[Stored data entries]
--------

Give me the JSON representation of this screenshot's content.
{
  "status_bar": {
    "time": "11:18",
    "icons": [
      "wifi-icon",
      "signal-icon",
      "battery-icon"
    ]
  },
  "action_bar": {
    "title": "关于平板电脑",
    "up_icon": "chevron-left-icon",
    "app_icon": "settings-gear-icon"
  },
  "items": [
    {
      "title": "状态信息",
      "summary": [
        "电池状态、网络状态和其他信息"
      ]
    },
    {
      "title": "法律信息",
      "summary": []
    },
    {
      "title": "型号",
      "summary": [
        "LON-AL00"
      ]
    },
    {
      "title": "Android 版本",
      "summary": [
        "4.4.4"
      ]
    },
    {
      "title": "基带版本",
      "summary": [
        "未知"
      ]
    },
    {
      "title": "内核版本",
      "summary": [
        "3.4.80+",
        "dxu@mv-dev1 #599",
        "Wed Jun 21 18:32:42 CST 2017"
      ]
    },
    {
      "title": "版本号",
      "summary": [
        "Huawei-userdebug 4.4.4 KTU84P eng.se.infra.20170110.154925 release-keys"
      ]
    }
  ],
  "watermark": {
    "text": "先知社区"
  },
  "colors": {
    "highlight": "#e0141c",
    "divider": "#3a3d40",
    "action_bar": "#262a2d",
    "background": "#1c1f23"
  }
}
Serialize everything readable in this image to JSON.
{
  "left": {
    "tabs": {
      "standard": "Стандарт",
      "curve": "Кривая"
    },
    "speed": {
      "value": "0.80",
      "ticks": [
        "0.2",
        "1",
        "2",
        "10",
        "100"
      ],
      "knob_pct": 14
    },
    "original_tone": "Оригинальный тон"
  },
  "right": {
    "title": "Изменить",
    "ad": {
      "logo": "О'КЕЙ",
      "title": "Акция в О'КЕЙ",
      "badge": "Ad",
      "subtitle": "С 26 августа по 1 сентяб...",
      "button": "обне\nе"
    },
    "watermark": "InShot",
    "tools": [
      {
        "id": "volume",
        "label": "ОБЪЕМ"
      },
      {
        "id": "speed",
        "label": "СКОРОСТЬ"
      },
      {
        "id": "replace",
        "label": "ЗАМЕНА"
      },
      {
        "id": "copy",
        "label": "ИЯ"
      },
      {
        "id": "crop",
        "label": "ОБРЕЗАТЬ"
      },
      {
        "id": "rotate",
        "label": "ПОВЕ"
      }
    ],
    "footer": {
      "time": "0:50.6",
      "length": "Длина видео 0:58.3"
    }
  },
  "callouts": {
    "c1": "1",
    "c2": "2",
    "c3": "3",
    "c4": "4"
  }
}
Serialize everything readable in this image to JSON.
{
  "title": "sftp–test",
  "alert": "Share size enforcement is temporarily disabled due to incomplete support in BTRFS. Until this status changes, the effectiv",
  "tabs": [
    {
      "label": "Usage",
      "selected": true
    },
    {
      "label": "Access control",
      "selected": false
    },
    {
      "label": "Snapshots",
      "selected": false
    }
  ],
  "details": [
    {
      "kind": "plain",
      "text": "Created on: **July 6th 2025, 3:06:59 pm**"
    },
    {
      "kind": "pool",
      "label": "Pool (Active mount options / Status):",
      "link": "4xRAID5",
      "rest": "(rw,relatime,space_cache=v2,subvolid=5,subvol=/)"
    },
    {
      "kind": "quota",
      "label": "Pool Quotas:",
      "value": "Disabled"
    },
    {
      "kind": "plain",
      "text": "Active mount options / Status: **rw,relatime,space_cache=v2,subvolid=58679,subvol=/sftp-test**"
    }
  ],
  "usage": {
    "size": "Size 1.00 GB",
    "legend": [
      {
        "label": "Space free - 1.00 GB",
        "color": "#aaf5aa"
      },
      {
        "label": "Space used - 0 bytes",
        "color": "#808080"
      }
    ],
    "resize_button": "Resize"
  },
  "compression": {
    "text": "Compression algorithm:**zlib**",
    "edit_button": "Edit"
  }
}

--------

PROBLEM:
Scan the material above for the string "test" and report each line where you find it.

SOLVED PROBLEM:
  "title": "sftp–test",
      "text": "Active mount options / Status: **rw,relatime,space_cache=v2,subvolid=58679,subvol=/sftp-test**"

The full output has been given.